What you should do:
Scan the data below and pick out the lines containing the word "Sonnenschein".

Record set:

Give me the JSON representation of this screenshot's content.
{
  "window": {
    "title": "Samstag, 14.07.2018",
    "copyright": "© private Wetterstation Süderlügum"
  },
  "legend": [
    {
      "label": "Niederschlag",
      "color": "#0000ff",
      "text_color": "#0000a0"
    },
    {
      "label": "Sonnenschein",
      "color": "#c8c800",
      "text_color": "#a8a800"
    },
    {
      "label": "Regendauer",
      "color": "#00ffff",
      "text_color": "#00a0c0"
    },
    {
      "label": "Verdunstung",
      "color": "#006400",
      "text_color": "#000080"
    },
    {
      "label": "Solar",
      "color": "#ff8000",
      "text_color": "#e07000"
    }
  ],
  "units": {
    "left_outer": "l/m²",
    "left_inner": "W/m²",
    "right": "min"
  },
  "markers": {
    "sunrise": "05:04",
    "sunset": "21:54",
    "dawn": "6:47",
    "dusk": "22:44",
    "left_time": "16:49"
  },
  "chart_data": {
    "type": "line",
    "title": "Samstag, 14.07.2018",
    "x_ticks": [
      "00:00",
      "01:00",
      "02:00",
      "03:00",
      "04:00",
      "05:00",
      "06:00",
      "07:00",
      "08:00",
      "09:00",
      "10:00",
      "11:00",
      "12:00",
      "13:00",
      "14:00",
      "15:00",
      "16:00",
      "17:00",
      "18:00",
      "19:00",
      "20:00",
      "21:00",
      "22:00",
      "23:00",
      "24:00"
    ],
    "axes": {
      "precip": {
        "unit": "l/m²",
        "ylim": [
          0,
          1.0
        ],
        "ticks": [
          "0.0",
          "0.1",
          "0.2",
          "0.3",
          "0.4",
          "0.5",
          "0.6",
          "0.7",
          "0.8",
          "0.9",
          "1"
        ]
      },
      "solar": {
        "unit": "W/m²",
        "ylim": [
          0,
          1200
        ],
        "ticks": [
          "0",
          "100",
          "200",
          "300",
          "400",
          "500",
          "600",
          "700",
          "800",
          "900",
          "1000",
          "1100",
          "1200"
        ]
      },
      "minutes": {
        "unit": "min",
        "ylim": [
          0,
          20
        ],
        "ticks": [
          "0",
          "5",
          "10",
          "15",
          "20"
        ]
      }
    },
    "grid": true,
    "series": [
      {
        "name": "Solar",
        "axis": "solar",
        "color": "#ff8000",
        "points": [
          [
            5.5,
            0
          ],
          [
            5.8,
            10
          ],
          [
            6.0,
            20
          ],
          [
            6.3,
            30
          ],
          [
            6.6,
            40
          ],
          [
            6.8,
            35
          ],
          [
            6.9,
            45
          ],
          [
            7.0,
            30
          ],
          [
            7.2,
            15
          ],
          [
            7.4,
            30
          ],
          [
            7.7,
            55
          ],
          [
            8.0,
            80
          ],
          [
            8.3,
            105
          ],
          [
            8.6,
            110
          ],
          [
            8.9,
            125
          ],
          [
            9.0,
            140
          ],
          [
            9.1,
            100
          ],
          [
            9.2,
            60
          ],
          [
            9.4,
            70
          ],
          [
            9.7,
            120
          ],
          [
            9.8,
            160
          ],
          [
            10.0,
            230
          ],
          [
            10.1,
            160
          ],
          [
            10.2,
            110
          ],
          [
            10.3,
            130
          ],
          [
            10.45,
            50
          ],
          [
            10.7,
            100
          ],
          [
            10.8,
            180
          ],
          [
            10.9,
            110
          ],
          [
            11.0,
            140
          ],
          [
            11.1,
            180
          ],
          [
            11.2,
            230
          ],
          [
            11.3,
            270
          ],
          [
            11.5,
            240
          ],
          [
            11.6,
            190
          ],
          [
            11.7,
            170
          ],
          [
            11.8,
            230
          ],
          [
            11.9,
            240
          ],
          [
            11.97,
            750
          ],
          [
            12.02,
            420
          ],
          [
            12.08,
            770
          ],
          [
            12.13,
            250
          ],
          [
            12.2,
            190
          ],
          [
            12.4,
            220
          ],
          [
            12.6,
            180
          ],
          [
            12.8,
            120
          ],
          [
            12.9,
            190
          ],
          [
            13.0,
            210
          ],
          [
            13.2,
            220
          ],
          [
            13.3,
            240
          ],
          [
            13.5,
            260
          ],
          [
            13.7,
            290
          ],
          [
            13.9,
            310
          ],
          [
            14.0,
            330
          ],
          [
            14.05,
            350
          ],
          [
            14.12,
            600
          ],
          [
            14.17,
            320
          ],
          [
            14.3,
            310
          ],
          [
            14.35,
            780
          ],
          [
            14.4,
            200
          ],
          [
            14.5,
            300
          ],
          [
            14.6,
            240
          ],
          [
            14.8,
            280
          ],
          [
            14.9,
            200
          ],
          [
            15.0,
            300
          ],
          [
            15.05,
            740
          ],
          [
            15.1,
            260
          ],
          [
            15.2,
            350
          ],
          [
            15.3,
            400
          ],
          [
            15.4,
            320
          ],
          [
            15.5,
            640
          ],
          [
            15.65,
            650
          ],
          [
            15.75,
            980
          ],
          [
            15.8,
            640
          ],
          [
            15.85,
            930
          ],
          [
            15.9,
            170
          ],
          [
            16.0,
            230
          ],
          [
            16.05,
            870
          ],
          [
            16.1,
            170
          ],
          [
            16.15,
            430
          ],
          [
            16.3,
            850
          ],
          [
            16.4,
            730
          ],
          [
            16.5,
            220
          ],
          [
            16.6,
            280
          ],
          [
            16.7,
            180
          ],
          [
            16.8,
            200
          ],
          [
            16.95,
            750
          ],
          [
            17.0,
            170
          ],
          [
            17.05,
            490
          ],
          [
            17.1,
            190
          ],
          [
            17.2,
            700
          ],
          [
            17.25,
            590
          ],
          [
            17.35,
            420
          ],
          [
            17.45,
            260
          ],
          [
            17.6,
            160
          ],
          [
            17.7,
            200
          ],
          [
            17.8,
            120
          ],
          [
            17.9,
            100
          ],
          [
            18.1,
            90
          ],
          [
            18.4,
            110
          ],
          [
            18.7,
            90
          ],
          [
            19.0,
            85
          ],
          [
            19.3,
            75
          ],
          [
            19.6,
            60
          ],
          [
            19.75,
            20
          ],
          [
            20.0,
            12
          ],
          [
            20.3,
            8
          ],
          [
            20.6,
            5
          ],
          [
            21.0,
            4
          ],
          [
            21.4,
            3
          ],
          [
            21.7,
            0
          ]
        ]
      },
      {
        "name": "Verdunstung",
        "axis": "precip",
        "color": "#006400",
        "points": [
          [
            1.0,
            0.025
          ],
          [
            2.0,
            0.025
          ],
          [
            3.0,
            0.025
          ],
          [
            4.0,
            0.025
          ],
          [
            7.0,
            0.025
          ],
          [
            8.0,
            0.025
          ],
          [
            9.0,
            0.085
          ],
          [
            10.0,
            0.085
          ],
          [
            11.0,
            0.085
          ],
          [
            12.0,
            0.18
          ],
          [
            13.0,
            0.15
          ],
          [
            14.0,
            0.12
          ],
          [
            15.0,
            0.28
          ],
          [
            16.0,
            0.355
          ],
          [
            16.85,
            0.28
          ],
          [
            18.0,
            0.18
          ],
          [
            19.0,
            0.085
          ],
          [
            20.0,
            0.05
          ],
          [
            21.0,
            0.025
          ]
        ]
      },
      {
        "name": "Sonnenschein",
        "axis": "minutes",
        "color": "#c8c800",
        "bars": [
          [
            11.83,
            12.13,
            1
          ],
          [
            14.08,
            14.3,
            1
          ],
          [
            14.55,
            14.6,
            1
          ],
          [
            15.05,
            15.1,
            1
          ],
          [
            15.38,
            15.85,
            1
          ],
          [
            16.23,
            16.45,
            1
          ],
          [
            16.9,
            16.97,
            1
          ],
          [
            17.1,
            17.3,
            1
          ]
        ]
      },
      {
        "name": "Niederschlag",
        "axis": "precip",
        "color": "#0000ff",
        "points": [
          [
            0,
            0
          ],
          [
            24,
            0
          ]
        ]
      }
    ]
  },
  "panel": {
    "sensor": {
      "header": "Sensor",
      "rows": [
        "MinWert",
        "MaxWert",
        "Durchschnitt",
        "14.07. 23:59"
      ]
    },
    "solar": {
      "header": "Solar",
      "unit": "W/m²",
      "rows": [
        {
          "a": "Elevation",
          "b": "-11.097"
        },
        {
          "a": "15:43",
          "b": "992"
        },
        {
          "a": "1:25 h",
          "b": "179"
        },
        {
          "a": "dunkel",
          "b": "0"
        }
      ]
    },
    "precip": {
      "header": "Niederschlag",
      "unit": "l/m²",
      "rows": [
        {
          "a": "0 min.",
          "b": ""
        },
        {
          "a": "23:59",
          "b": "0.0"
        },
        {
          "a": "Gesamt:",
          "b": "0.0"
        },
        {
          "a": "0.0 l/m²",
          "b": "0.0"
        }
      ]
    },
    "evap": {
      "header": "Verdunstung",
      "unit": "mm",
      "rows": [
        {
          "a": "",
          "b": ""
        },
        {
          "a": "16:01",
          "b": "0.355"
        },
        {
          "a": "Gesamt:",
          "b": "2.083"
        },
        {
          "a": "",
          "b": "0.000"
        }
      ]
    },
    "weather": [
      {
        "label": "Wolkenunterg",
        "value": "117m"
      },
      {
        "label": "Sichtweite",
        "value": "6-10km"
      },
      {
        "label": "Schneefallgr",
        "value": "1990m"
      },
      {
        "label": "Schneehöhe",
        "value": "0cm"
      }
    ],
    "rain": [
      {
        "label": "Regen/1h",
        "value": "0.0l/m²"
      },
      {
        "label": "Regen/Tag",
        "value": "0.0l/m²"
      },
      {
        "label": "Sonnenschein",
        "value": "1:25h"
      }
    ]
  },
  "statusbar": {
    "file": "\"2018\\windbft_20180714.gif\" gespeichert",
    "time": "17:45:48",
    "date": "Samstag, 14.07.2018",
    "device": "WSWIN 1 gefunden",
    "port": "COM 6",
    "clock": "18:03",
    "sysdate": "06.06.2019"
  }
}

Task answer:
      "label": "Sonnenschein",
        "name": "Sonnenschein",
        "label": "Sonnenschein",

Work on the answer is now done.